:: MATERIAL SHOWN

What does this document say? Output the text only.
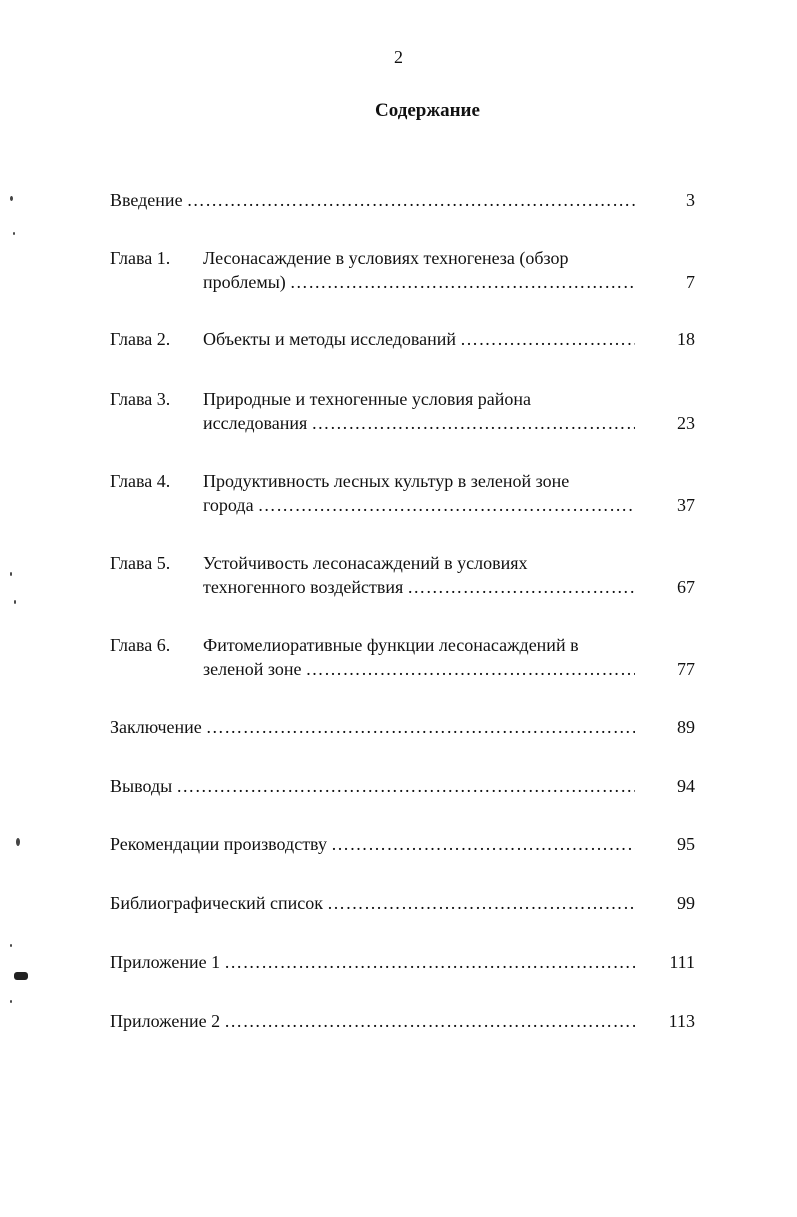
2
Содержание
Введение ………………………………………………………………………………………………………………………………	3
Глава 1.	Лесонасаждение в условиях техногенеза (обзор
проблемы) ………………………………………………………………………………………………………………………………	7
Глава 2.	Объекты и методы исследований ………………………………………………………………………………………………………………………………	18
Глава 3.	Природные и техногенные условия района
исследования ………………………………………………………………………………………………………………………………	23
Глава 4.	Продуктивность лесных культур в зеленой зоне
города ………………………………………………………………………………………………………………………………	37
Глава 5.	Устойчивость лесонасаждений в условиях
техногенного воздействия ………………………………………………………………………………………………………………………………	67
Глава 6.	Фитомелиоративные функции лесонасаждений в
зеленой зоне ………………………………………………………………………………………………………………………………	77
Заключение ………………………………………………………………………………………………………………………………	89
Выводы ………………………………………………………………………………………………………………………………	94
Рекомендации производству ………………………………………………………………………………………………………………………………	95
Библиографический список ………………………………………………………………………………………………………………………………	99
Приложение 1 ………………………………………………………………………………………………………………………………	111
Приложение 2 ………………………………………………………………………………………………………………………………	113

::::

- [TASK DESCRIPTION]:
Copy out all of the material exactly as written, without its pictures.

- [REPLY TO THE TASK]:
What does this document say? Output the text only.
2
Содержание
Введение ………………………………………………………………………………………………………………………………	3
Глава 1.	Лесонасаждение в условиях техногенеза (обзор
проблемы) ………………………………………………………………………………………………………………………………	7
Глава 2.	Объекты и методы исследований ………………………………………………………………………………………………………………………………	18
Глава 3.	Природные и техногенные условия района
исследования ………………………………………………………………………………………………………………………………	23
Глава 4.	Продуктивность лесных культур в зеленой зоне
города ………………………………………………………………………………………………………………………………	37
Глава 5.	Устойчивость лесонасаждений в условиях
техногенного воздействия ………………………………………………………………………………………………………………………………	67
Глава 6.	Фитомелиоративные функции лесонасаждений в
зеленой зоне ………………………………………………………………………………………………………………………………	77
Заключение ………………………………………………………………………………………………………………………………	89
Выводы ………………………………………………………………………………………………………………………………	94
Рекомендации производству ………………………………………………………………………………………………………………………………	95
Библиографический список ………………………………………………………………………………………………………………………………	99
Приложение 1 ………………………………………………………………………………………………………………………………	111
Приложение 2 ………………………………………………………………………………………………………………………………	113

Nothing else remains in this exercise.